| WHAT TO PRODUCE |
Collect all lines containing the word "társadalom" from the data.
#### ENTRIES ####
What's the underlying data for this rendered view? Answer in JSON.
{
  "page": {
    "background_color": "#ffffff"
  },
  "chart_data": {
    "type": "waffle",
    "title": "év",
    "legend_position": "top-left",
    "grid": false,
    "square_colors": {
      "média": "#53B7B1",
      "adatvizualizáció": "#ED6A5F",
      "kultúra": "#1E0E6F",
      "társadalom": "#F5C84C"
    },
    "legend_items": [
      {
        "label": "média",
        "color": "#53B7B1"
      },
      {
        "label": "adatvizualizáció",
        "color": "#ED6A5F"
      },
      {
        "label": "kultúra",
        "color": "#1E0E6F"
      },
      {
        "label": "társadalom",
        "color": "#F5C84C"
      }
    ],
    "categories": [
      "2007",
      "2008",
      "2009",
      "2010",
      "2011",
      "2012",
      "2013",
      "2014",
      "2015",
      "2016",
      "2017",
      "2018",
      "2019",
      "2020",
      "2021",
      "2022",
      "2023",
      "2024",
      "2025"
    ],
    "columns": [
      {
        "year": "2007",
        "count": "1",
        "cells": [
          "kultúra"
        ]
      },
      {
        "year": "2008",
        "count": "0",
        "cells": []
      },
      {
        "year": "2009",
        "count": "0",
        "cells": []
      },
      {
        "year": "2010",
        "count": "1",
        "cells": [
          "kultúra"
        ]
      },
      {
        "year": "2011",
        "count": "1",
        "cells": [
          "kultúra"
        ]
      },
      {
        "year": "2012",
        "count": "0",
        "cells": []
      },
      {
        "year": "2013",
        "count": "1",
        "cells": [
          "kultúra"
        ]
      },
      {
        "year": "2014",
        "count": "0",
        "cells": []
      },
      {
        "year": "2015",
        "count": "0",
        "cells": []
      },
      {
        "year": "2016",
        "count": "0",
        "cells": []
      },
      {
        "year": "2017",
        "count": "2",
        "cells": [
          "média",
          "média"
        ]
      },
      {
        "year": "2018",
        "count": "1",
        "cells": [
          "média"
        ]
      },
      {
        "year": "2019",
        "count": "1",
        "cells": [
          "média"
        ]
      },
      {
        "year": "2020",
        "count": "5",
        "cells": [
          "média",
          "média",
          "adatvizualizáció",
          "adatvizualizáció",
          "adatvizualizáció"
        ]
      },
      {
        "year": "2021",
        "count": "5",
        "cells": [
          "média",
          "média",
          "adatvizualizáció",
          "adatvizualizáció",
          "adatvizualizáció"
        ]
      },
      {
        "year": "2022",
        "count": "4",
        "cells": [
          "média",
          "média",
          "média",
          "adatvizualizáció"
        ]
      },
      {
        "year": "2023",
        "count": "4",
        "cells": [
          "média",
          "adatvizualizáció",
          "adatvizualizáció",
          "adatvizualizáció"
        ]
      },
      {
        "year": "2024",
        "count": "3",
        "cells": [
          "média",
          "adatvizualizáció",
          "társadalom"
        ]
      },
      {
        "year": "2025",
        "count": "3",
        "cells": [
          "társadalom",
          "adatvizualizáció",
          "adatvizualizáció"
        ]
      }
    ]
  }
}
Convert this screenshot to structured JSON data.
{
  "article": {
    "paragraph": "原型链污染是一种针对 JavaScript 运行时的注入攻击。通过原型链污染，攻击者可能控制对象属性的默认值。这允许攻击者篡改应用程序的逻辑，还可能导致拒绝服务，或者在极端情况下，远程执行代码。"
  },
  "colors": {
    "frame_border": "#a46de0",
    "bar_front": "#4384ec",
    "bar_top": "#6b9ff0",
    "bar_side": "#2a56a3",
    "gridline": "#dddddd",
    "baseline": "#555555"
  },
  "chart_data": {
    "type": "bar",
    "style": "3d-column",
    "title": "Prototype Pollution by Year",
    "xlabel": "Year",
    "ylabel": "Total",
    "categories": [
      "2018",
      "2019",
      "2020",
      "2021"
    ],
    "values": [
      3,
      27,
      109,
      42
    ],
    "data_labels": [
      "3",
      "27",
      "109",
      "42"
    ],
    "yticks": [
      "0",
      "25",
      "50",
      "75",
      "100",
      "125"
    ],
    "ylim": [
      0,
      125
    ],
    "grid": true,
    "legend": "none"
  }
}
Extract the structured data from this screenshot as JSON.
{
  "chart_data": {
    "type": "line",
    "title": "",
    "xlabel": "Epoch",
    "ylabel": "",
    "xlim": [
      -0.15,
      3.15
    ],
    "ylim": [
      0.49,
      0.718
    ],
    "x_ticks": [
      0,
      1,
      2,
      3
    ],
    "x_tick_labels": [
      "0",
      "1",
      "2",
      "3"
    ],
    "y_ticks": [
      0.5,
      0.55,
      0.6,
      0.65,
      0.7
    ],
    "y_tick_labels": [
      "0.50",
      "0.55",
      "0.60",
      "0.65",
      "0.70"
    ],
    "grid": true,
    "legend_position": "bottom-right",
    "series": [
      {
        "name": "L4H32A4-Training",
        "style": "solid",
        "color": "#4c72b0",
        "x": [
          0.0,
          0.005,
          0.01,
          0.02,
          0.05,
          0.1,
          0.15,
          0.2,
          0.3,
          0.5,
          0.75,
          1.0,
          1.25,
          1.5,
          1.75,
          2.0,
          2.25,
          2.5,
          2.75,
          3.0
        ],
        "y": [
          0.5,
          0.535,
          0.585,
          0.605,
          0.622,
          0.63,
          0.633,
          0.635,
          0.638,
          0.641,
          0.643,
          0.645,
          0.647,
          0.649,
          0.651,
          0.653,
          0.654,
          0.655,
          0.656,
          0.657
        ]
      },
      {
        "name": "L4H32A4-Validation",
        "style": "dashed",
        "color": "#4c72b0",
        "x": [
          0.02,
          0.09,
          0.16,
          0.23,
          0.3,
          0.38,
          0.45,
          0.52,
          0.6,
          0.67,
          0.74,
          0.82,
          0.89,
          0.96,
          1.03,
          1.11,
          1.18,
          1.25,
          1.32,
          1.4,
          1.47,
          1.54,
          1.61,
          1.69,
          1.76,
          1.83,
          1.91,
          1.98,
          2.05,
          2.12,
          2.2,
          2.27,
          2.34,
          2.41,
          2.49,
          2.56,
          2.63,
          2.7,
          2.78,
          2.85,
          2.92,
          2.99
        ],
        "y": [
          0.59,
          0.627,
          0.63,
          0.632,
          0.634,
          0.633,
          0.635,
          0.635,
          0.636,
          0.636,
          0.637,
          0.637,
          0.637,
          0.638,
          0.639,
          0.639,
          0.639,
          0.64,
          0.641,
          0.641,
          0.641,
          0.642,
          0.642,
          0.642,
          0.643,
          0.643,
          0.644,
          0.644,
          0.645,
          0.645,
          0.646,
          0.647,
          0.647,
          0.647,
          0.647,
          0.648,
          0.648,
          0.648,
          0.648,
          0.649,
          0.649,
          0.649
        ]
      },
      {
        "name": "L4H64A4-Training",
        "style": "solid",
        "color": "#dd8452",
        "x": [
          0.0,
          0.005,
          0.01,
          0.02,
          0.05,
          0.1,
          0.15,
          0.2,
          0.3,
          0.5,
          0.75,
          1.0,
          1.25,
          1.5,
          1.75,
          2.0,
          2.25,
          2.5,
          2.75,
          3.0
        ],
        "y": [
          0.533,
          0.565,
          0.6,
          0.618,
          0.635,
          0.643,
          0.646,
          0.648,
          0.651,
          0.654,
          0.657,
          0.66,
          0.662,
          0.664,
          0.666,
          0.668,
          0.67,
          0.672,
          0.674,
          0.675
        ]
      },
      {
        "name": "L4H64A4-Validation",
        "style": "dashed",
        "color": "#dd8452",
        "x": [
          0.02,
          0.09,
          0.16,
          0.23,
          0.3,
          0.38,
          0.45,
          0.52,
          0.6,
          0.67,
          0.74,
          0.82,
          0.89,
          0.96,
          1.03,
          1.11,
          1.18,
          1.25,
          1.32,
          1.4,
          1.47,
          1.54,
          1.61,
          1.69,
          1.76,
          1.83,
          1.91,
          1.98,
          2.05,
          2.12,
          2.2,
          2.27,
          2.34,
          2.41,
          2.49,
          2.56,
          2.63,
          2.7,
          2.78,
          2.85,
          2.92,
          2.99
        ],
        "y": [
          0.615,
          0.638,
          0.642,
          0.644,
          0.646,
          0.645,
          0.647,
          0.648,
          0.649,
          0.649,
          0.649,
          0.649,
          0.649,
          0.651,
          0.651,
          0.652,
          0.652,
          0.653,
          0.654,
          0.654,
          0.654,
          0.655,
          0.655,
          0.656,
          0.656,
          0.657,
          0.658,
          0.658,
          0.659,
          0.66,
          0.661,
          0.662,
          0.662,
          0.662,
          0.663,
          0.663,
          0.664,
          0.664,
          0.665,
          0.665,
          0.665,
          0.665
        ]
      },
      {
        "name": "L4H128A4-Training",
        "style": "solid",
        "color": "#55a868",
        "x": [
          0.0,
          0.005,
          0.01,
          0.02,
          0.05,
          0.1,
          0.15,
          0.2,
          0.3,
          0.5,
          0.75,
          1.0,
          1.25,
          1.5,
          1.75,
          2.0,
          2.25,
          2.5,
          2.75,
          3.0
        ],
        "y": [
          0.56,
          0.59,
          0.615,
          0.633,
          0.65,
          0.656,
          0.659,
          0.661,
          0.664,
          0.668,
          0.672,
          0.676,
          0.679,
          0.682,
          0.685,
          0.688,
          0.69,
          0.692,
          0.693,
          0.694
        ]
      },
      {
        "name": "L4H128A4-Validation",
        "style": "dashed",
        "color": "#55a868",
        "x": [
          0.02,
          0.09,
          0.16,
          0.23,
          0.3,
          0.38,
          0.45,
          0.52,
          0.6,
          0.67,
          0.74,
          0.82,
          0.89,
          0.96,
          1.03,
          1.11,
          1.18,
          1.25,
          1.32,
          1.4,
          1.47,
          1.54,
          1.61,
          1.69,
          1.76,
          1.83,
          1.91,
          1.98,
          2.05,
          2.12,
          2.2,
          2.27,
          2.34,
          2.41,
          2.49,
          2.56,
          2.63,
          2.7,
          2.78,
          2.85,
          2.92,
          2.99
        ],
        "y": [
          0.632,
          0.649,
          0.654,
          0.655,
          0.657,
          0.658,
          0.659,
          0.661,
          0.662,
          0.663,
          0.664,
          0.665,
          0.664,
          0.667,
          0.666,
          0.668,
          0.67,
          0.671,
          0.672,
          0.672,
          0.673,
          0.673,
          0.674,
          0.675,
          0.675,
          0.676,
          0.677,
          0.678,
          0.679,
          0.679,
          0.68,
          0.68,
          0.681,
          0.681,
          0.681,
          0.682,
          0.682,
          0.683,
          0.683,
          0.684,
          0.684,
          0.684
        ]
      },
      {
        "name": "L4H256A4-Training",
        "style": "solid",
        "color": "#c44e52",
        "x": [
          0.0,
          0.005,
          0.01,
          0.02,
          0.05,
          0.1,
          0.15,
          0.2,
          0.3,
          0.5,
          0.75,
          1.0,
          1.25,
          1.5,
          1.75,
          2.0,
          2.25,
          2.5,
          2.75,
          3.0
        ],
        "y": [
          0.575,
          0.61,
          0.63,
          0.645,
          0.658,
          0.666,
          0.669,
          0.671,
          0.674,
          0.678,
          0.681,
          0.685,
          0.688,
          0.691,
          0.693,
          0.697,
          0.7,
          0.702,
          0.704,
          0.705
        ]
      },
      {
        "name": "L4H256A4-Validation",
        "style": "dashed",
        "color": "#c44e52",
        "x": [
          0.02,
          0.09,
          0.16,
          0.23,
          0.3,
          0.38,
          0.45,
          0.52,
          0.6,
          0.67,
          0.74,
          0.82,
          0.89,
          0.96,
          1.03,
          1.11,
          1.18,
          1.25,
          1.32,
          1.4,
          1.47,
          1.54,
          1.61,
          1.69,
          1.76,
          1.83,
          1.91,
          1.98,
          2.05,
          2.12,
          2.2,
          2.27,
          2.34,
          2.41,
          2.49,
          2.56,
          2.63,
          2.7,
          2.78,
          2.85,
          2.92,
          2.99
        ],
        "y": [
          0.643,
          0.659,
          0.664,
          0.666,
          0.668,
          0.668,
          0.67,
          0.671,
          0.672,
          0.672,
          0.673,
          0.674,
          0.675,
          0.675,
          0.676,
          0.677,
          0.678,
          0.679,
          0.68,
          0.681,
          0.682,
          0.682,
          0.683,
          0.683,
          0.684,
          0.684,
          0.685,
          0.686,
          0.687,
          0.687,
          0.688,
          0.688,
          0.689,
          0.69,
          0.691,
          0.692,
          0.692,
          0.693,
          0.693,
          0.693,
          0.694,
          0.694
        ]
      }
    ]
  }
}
####
| TASK SOLUTION |
      "társadalom": "#F5C84C"
        "label": "társadalom",
          "társadalom"
          "társadalom",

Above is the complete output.